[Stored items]

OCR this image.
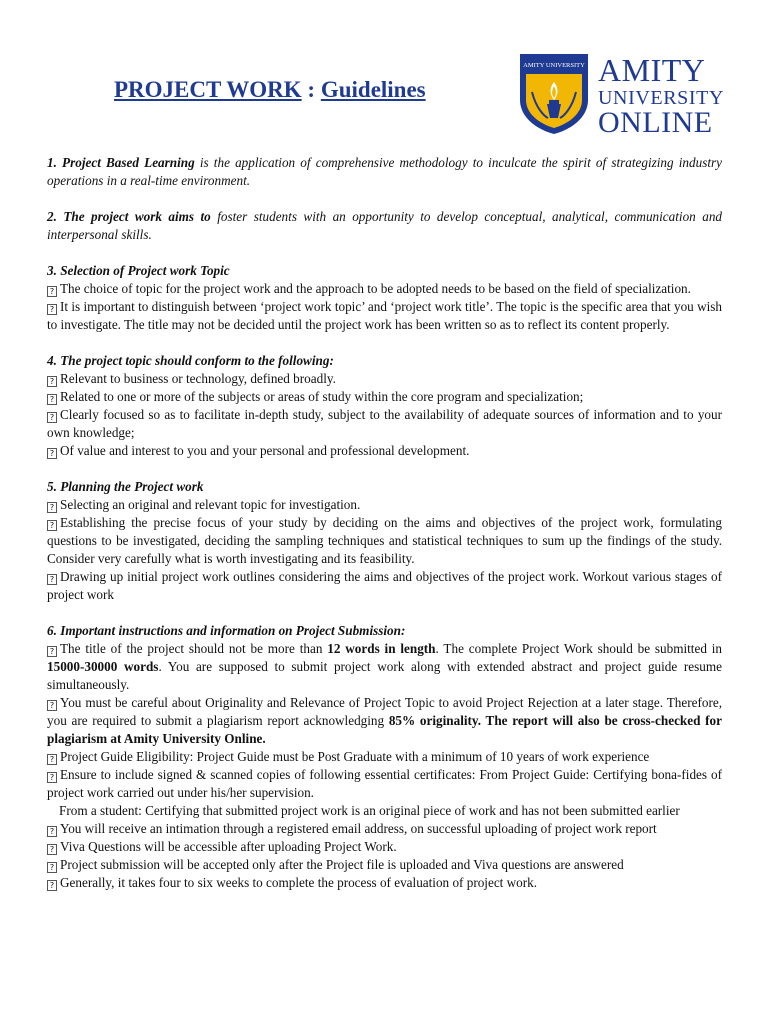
PROJECT WORK : Guidelines
AMITY UNIVERSITY AMITY
UNIVERSITY
ONLINE
1. Project Based Learning is the application of comprehensive methodology to inculcate the spirit of strategizing industry operations in a real-time environment.
2. The project work aims to foster students with an opportunity to develop conceptual, analytical, communication and interpersonal skills.
3. Selection of Project work Topic
? The choice of topic for the project work and the approach to be adopted needs to be based on the field of specialization.
? It is important to distinguish between ‘project work topic’ and ‘project work title’. The topic is the specific area that you wish to investigate. The title may not be decided until the project work has been written so as to reflect its content properly.
4. The project topic should conform to the following:
? Relevant to business or technology, defined broadly.
? Related to one or more of the subjects or areas of study within the core program and specialization;
? Clearly focused so as to facilitate in-depth study, subject to the availability of adequate sources of information and to your own knowledge;
? Of value and interest to you and your personal and professional development.
5. Planning the Project work
? Selecting an original and relevant topic for investigation.
? Establishing the precise focus of your study by deciding on the aims and objectives of the project work, formulating questions to be investigated, deciding the sampling techniques and statistical techniques to sum up the findings of the study. Consider very carefully what is worth investigating and its feasibility.
? Drawing up initial project work outlines considering the aims and objectives of the project work. Workout various stages of project work
6. Important instructions and information on Project Submission:
? The title of the project should not be more than 12 words in length. The complete Project Work should be submitted in 15000-30000 words. You are supposed to submit project work along with extended abstract and project guide resume simultaneously.
? You must be careful about Originality and Relevance of Project Topic to avoid Project Rejection at a later stage. Therefore, you are required to submit a plagiarism report acknowledging 85% originality. The report will also be cross-checked for plagiarism at Amity University Online.
? Project Guide Eligibility: Project Guide must be Post Graduate with a minimum of 10 years of work experience
? Ensure to include signed & scanned copies of following essential certificates: From Project Guide: Certifying bona-fides of project work carried out under his/her supervision.
From a student: Certifying that submitted project work is an original piece of work and has not been submitted earlier
? You will receive an intimation through a registered email address, on successful uploading of project work report
? Viva Questions will be accessible after uploading Project Work.
? Project submission will be accepted only after the Project file is uploaded and Viva questions are answered
? Generally, it takes four to six weeks to complete the process of evaluation of project work.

SET EXERCISE
Filter the records for lines holding the string "study". Copy each one.

REPLY
? Related to one or more of the subjects or areas of study within the core program and specialization;
? Clearly focused so as to facilitate in-depth study, subject to the availability of adequate sources of information and to your own knowledge;
? Establishing the precise focus of your study by deciding on the aims and objectives of the project work, formulating questions to be investigated, deciding the sampling techniques and statistical techniques to sum up the findings of the study. Consider very carefully what is worth investigating and its feasibility.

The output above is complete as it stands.